◆ **WHAT YOU NEED TO DO**
Each line of the data that includes the string "name" is to be copied out.

◆ **LISTED ENTRIES**
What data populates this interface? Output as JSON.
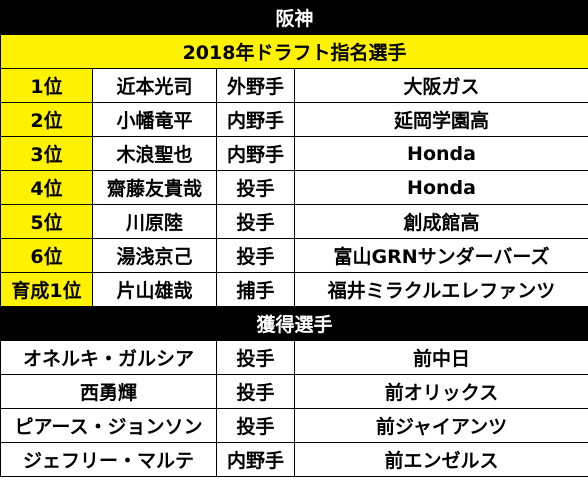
{
  "team": "阪神",
  "draft_title": "2018年ドラフト指名選手",
  "draft_picks": [
    {
      "round": "1位",
      "name": "近本光司",
      "position": "外野手",
      "from": "大阪ガス"
    },
    {
      "round": "2位",
      "name": "小幡竜平",
      "position": "内野手",
      "from": "延岡学園高"
    },
    {
      "round": "3位",
      "name": "木浪聖也",
      "position": "内野手",
      "from": "Honda"
    },
    {
      "round": "4位",
      "name": "齋藤友貴哉",
      "position": "投手",
      "from": "Honda"
    },
    {
      "round": "5位",
      "name": "川原陸",
      "position": "投手",
      "from": "創成館高"
    },
    {
      "round": "6位",
      "name": "湯浅京己",
      "position": "投手",
      "from": "富山GRNサンダーバーズ"
    },
    {
      "round": "育成1位",
      "name": "片山雄哉",
      "position": "捕手",
      "from": "福井ミラクルエレファンツ"
    }
  ],
  "acquired_title": "獲得選手",
  "acquired_players": [
    {
      "name": "オネルキ・ガルシア",
      "position": "投手",
      "from": "前中日"
    },
    {
      "name": "西勇輝",
      "position": "投手",
      "from": "前オリックス"
    },
    {
      "name": "ピアース・ジョンソン",
      "position": "投手",
      "from": "前ジャイアンツ"
    },
    {
      "name": "ジェフリー・マルテ",
      "position": "内野手",
      "from": "前エンゼルス"
    }
  ],
  "colors": {
    "header_black": "#000000",
    "header_yellow": "#fff200"
  }
}
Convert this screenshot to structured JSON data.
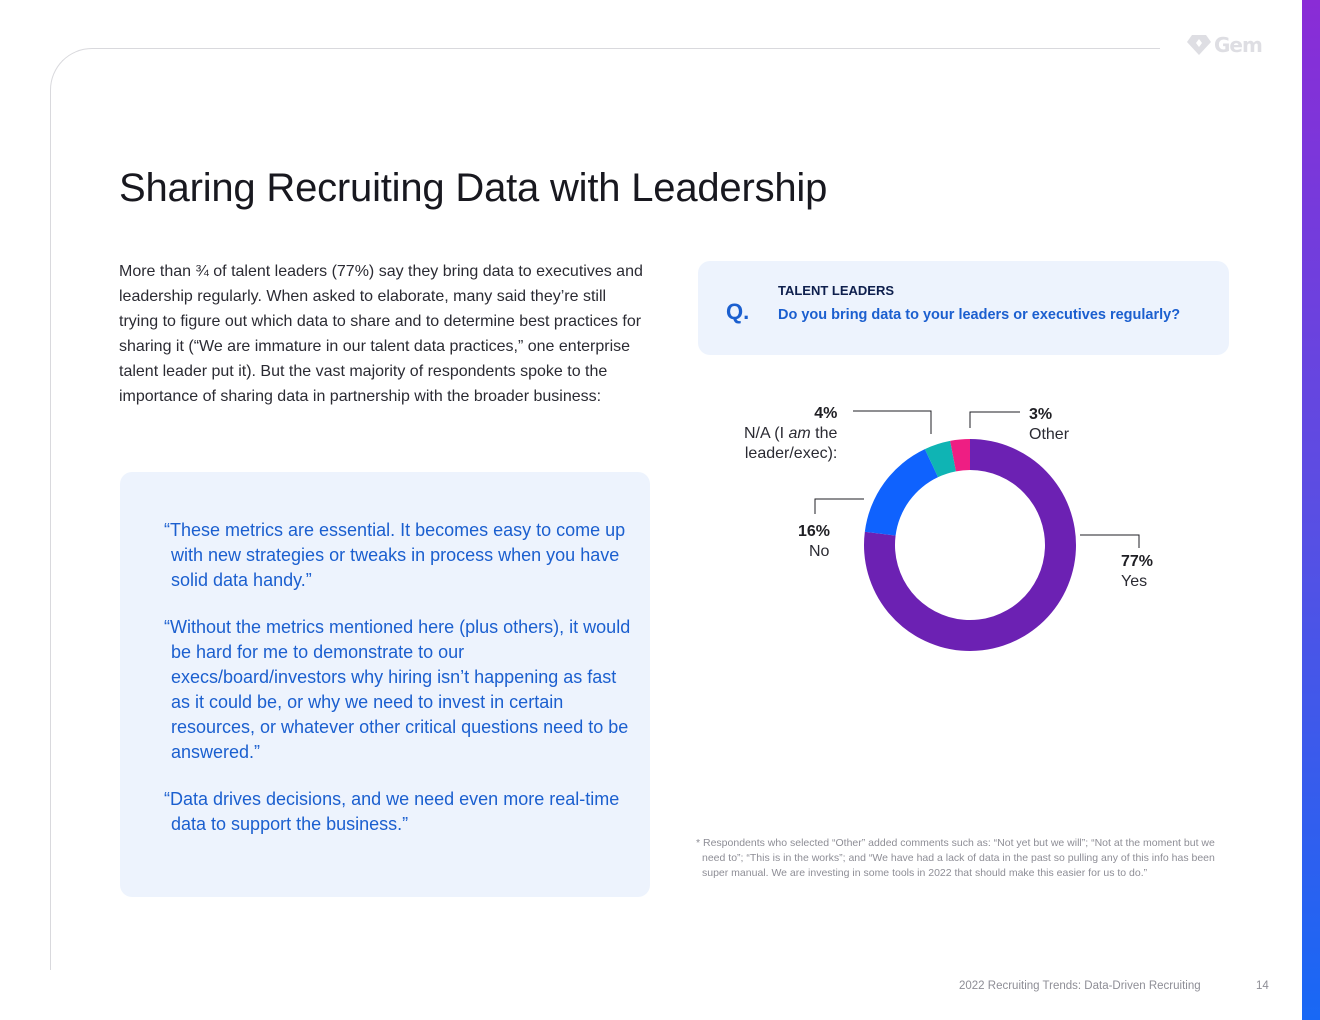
{
  "brand": {
    "logo_text": "Gem",
    "accent": "#1b5fcf"
  },
  "page": {
    "title": "Sharing Recruiting Data with Leadership",
    "intro": "More than ¾ of talent leaders (77%) say they bring data to executives and leadership regularly. When asked to elaborate, many said they’re still trying to figure out which data to share and to determine best practices for sharing it (“We are immature in our talent data practices,” one enterprise talent leader put it). But the vast majority of respondents spoke to the importance of sharing data in partnership with the broader business:"
  },
  "quotes": [
    "“These metrics are essential. It becomes easy to come up with new strategies or tweaks in process when you have solid data handy.”",
    "“Without the metrics mentioned here (plus others), it would be hard for me to demonstrate to our execs/board/investors why hiring isn’t happening as fast as it could be, or why we need to invest in certain resources, or whatever other critical questions need to be answered.”",
    "“Data drives decisions, and we need even more real-time data to support the business.”"
  ],
  "question": {
    "mark": "Q.",
    "audience": "TALENT LEADERS",
    "text": "Do you bring data to your leaders or executives regularly?"
  },
  "chart_data": {
    "type": "pie",
    "style": "donut",
    "slices": [
      {
        "label": "Yes",
        "value": 77,
        "pct_label": "77%",
        "color": "#6c21b3"
      },
      {
        "label": "No",
        "value": 16,
        "pct_label": "16%",
        "color": "#0f62fe"
      },
      {
        "label": "N/A (I am the leader/exec):",
        "label_pre": "N/A (I ",
        "label_em": "am",
        "label_post": " the",
        "label_line2": "leader/exec):",
        "value": 4,
        "pct_label": "4%",
        "color": "#0fb4b4"
      },
      {
        "label": "Other",
        "value": 3,
        "pct_label": "3%",
        "color": "#ee1e83"
      }
    ]
  },
  "footnote": "* Respondents who selected “Other” added comments such as: “Not yet but we will”; “Not at the moment but we need to”; “This is in the works”; and “We have had a lack of data in the past so pulling any of this info has been super manual. We are investing in some tools in 2022 that should make this easier for us to do.”",
  "footer": {
    "publication": "2022 Recruiting Trends: Data-Driven Recruiting",
    "page_number": "14"
  }
}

◆ **CORRECT RESULT**
      "name": "近本光司",
      "name": "小幡竜平",
      "name": "木浪聖也",
      "name": "齋藤友貴哉",
      "name": "川原陸",
      "name": "湯浅京己",
      "name": "片山雄哉",
      "name": "オネルキ・ガルシア",
      "name": "西勇輝",
      "name": "ピアース・ジョンソン",
      "name": "ジェフリー・マルテ",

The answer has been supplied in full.